DATA SECTION.
»»
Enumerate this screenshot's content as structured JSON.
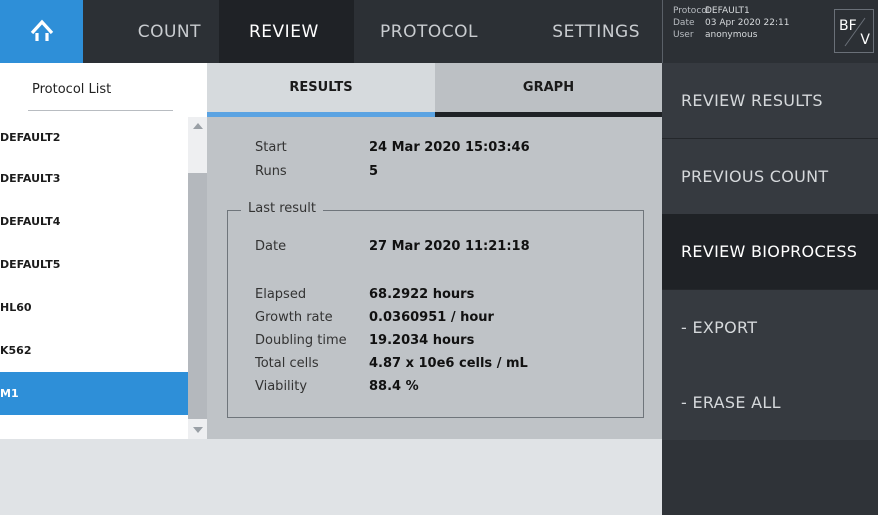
{
  "nav": {
    "home_icon": "home-icon",
    "tabs": [
      "COUNT",
      "REVIEW",
      "PROTOCOL",
      "SETTINGS"
    ],
    "active_tab": "REVIEW"
  },
  "info": {
    "protocol_label": "Protocol",
    "protocol_value": "DEFAULT1",
    "date_label": "Date",
    "date_value": "03 Apr 2020 22:11",
    "user_label": "User",
    "user_value": "anonymous",
    "badge_top": "BF",
    "badge_bottom": "V"
  },
  "protocol_list": {
    "title": "Protocol List",
    "items": [
      "DEFAULT2",
      "DEFAULT3",
      "DEFAULT4",
      "DEFAULT5",
      "HL60",
      "K562",
      "M1"
    ],
    "selected": "M1"
  },
  "view_tabs": {
    "results": "RESULTS",
    "graph": "GRAPH"
  },
  "results": {
    "start_label": "Start",
    "start_value": "24 Mar 2020 15:03:46",
    "runs_label": "Runs",
    "runs_value": "5",
    "group_title": "Last result",
    "date_label": "Date",
    "date_value": "27 Mar 2020 11:21:18",
    "elapsed_label": "Elapsed",
    "elapsed_value": "68.2922 hours",
    "growth_label": "Growth rate",
    "growth_value": "0.0360951 / hour",
    "doubling_label": "Doubling time",
    "doubling_value": "19.2034 hours",
    "total_label": "Total cells",
    "total_value": "4.87 x 10e6 cells / mL",
    "viability_label": "Viability",
    "viability_value": "88.4 %"
  },
  "side_menu": {
    "items": [
      "REVIEW RESULTS",
      "PREVIOUS COUNT",
      "REVIEW BIOPROCESS",
      "- EXPORT",
      "- ERASE ALL"
    ],
    "active": "REVIEW BIOPROCESS"
  },
  "colors": {
    "accent": "#2e8fd8",
    "topbar": "#2c3035",
    "menu": "#363a40"
  }
}
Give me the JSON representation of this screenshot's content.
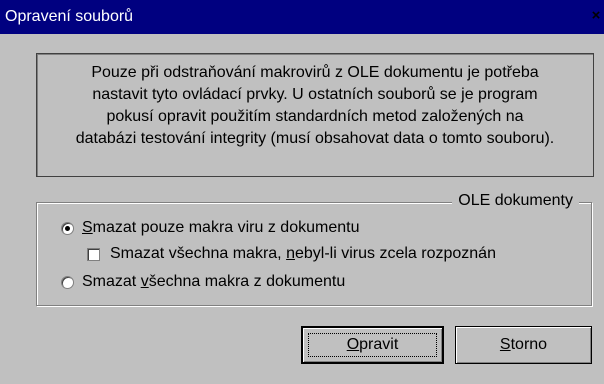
{
  "window": {
    "title": "Opravení souborů",
    "close_glyph": "×"
  },
  "info": {
    "lines": [
      "Pouze při odstraňování makrovirů z OLE dokumentu je potřeba",
      "nastavit tyto ovládací prvky. U ostatních souborů se je program",
      "pokusí opravit použitím standardních metod  založených na",
      "databázi testování integrity (musí obsahovat data o tomto souboru)."
    ]
  },
  "group": {
    "legend": "OLE dokumenty",
    "options": {
      "opt1_pre": "",
      "opt1_u": "S",
      "opt1_post": "mazat pouze makra viru z dokumentu",
      "opt1_checked": true,
      "check_pre": "Smazat všechna makra, ",
      "check_u": "n",
      "check_post": "ebyl-li virus zcela rozpoznán",
      "check_checked": false,
      "opt2_pre": "Smazat ",
      "opt2_u": "v",
      "opt2_post": "šechna makra z dokumentu",
      "opt2_checked": false
    }
  },
  "buttons": {
    "ok_u": "O",
    "ok_post": "pravit",
    "cancel_u": "S",
    "cancel_post": "torno"
  },
  "colors": {
    "titlebar": "#000080",
    "face": "#c0c0c0"
  }
}
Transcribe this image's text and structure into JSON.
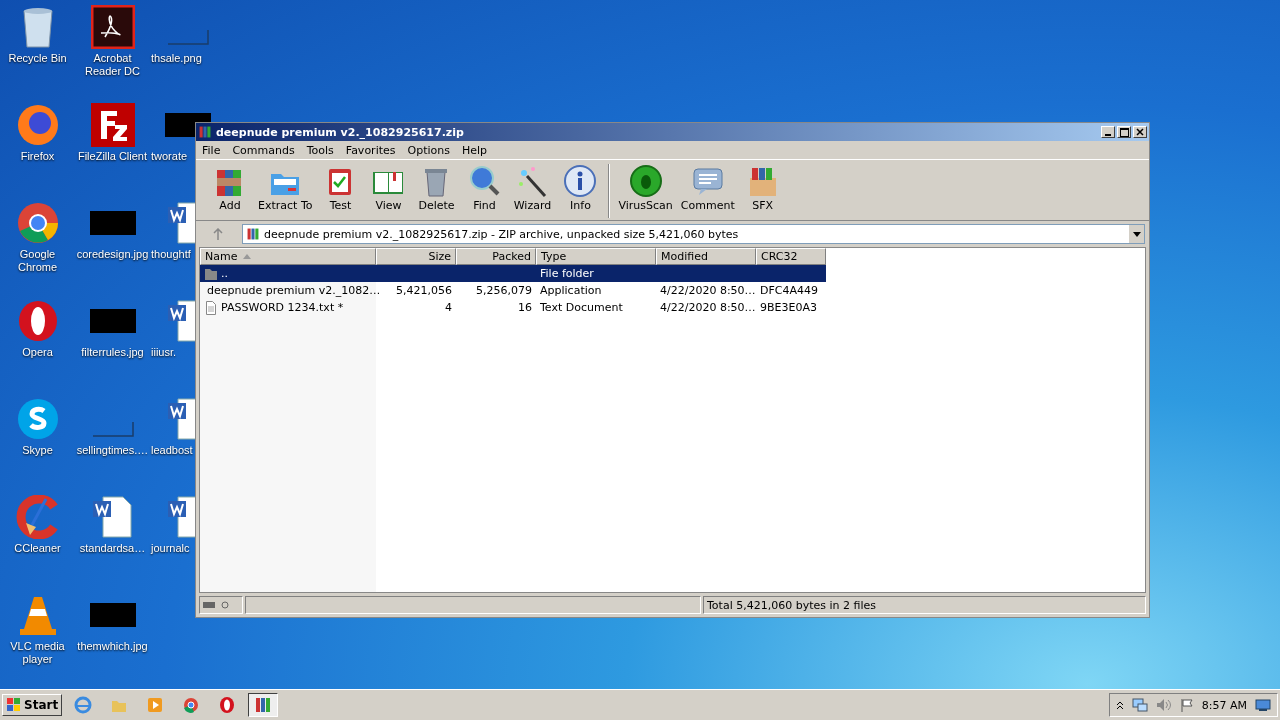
{
  "desktop": {
    "icons": [
      {
        "label": "Recycle Bin",
        "kind": "recycle"
      },
      {
        "label": "Acrobat Reader DC",
        "kind": "acrobat"
      },
      {
        "label": "thsale.png",
        "kind": "blank"
      },
      {
        "label": "Firefox",
        "kind": "firefox"
      },
      {
        "label": "FileZilla Client",
        "kind": "filezilla"
      },
      {
        "label": "tworate",
        "kind": "thumb"
      },
      {
        "label": "Google Chrome",
        "kind": "chrome"
      },
      {
        "label": "coredesign.jpg",
        "kind": "thumb"
      },
      {
        "label": "thoughtf",
        "kind": "word"
      },
      {
        "label": "Opera",
        "kind": "opera"
      },
      {
        "label": "filterrules.jpg",
        "kind": "thumb"
      },
      {
        "label": "iiiusr.",
        "kind": "word"
      },
      {
        "label": "Skype",
        "kind": "skype"
      },
      {
        "label": "sellingtimes.…",
        "kind": "blank"
      },
      {
        "label": "leadbost",
        "kind": "word"
      },
      {
        "label": "CCleaner",
        "kind": "ccleaner"
      },
      {
        "label": "standardsa…",
        "kind": "word"
      },
      {
        "label": "journalc",
        "kind": "word"
      },
      {
        "label": "VLC media player",
        "kind": "vlc"
      },
      {
        "label": "themwhich.jpg",
        "kind": "thumb"
      }
    ]
  },
  "window": {
    "title": "deepnude premium v2._1082925617.zip",
    "menu": [
      "File",
      "Commands",
      "Tools",
      "Favorites",
      "Options",
      "Help"
    ],
    "toolbar": [
      [
        {
          "label": "Add",
          "kind": "add"
        },
        {
          "label": "Extract To",
          "kind": "extract"
        },
        {
          "label": "Test",
          "kind": "test"
        },
        {
          "label": "View",
          "kind": "view"
        },
        {
          "label": "Delete",
          "kind": "delete"
        },
        {
          "label": "Find",
          "kind": "find"
        },
        {
          "label": "Wizard",
          "kind": "wizard"
        },
        {
          "label": "Info",
          "kind": "info"
        }
      ],
      [
        {
          "label": "VirusScan",
          "kind": "virus"
        },
        {
          "label": "Comment",
          "kind": "comment"
        },
        {
          "label": "SFX",
          "kind": "sfx"
        }
      ]
    ],
    "path": "deepnude premium v2._1082925617.zip - ZIP archive, unpacked size 5,421,060 bytes",
    "columns": [
      "Name",
      "Size",
      "Packed",
      "Type",
      "Modified",
      "CRC32"
    ],
    "rows": [
      {
        "kind": "folder",
        "name": "..",
        "size": "",
        "packed": "",
        "type": "File folder",
        "modified": "",
        "crc": "",
        "selected": true
      },
      {
        "kind": "app",
        "name": "deepnude premium v2._1082…",
        "size": "5,421,056",
        "packed": "5,256,079",
        "type": "Application",
        "modified": "4/22/2020 8:50…",
        "crc": "DFC4A449",
        "selected": false
      },
      {
        "kind": "text",
        "name": "PASSWORD 1234.txt *",
        "size": "4",
        "packed": "16",
        "type": "Text Document",
        "modified": "4/22/2020 8:50…",
        "crc": "9BE3E0A3",
        "selected": false
      }
    ],
    "status": "Total 5,421,060 bytes in 2 files"
  },
  "taskbar": {
    "start": "Start",
    "apps": [
      {
        "kind": "ie",
        "selected": false
      },
      {
        "kind": "explorer",
        "selected": false
      },
      {
        "kind": "media",
        "selected": false
      },
      {
        "kind": "chrome",
        "selected": false
      },
      {
        "kind": "opera",
        "selected": false
      },
      {
        "kind": "winrar",
        "selected": true
      }
    ],
    "time": "8:57 AM"
  }
}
««
ASSIGNMENT. Note each line above that holds "bytes", then copy all of them.

ANSWER BOX.
    "path": "deepnude premium v2._1082925617.zip - ZIP archive, unpacked size 5,421,060 bytes",
    "status": "Total 5,421,060 bytes in 2 files"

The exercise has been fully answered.